Direction
Reproduce every record exactly as it appears, but not the pictures.

Materials provided
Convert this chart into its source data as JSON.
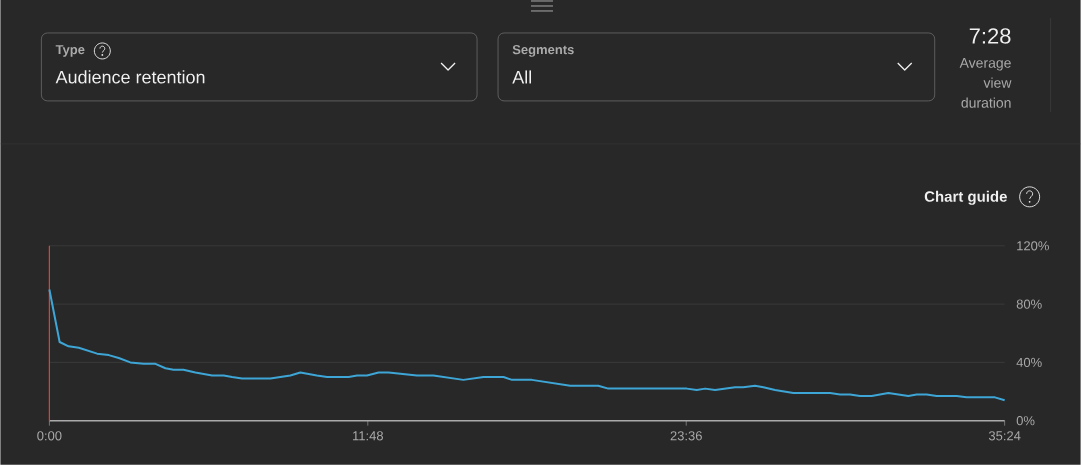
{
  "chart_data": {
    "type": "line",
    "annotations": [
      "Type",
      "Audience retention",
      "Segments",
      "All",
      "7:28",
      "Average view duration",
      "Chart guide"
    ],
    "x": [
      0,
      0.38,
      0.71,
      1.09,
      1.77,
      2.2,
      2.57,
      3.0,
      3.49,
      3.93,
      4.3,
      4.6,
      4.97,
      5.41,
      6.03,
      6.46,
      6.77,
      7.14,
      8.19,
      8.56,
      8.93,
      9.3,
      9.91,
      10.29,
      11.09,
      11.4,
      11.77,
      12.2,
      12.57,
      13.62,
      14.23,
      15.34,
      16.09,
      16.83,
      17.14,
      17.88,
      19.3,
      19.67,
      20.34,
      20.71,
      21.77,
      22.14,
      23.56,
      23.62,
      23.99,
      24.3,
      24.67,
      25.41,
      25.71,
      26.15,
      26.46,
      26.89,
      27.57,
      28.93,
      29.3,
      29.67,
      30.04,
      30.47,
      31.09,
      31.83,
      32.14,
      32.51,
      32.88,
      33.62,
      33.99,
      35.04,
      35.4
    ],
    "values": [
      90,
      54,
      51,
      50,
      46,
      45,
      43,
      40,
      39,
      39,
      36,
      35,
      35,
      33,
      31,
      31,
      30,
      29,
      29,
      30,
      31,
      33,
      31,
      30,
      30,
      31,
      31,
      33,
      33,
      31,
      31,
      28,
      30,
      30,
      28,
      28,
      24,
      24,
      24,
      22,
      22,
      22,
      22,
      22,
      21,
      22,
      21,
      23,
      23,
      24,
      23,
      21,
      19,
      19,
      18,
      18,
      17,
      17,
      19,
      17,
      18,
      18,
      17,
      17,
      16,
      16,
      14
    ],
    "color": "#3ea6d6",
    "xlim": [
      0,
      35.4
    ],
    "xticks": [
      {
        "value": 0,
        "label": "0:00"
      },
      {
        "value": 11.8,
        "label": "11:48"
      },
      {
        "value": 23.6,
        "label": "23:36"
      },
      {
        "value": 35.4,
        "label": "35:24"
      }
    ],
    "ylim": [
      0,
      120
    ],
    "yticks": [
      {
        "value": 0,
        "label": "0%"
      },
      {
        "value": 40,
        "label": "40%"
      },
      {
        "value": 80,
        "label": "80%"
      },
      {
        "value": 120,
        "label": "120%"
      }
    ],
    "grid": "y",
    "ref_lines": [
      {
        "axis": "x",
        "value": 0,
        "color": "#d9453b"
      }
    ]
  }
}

Full response
Convert this chart into its source data as JSON.
{
  "chart_data": {
    "type": "line",
    "annotations": [
      "Type",
      "Audience retention",
      "Segments",
      "All",
      "7:28",
      "Average view duration",
      "Chart guide"
    ],
    "x": [
      0,
      0.38,
      0.71,
      1.09,
      1.77,
      2.2,
      2.57,
      3.0,
      3.49,
      3.93,
      4.3,
      4.6,
      4.97,
      5.41,
      6.03,
      6.46,
      6.77,
      7.14,
      8.19,
      8.56,
      8.93,
      9.3,
      9.91,
      10.29,
      11.09,
      11.4,
      11.77,
      12.2,
      12.57,
      13.62,
      14.23,
      15.34,
      16.09,
      16.83,
      17.14,
      17.88,
      19.3,
      19.67,
      20.34,
      20.71,
      21.77,
      22.14,
      23.56,
      23.62,
      23.99,
      24.3,
      24.67,
      25.41,
      25.71,
      26.15,
      26.46,
      26.89,
      27.57,
      28.93,
      29.3,
      29.67,
      30.04,
      30.47,
      31.09,
      31.83,
      32.14,
      32.51,
      32.88,
      33.62,
      33.99,
      35.04,
      35.4
    ],
    "values": [
      90,
      54,
      51,
      50,
      46,
      45,
      43,
      40,
      39,
      39,
      36,
      35,
      35,
      33,
      31,
      31,
      30,
      29,
      29,
      30,
      31,
      33,
      31,
      30,
      30,
      31,
      31,
      33,
      33,
      31,
      31,
      28,
      30,
      30,
      28,
      28,
      24,
      24,
      24,
      22,
      22,
      22,
      22,
      22,
      21,
      22,
      21,
      23,
      23,
      24,
      23,
      21,
      19,
      19,
      18,
      18,
      17,
      17,
      19,
      17,
      18,
      18,
      17,
      17,
      16,
      16,
      14
    ],
    "color": "#3ea6d6",
    "xlim": [
      0,
      35.4
    ],
    "xticks": [
      {
        "value": 0,
        "label": "0:00"
      },
      {
        "value": 11.8,
        "label": "11:48"
      },
      {
        "value": 23.6,
        "label": "23:36"
      },
      {
        "value": 35.4,
        "label": "35:24"
      }
    ],
    "ylim": [
      0,
      120
    ],
    "yticks": [
      {
        "value": 0,
        "label": "0%"
      },
      {
        "value": 40,
        "label": "40%"
      },
      {
        "value": 80,
        "label": "80%"
      },
      {
        "value": 120,
        "label": "120%"
      }
    ],
    "grid": "y",
    "ref_lines": [
      {
        "axis": "x",
        "value": 0,
        "color": "#d9453b"
      }
    ]
  }
}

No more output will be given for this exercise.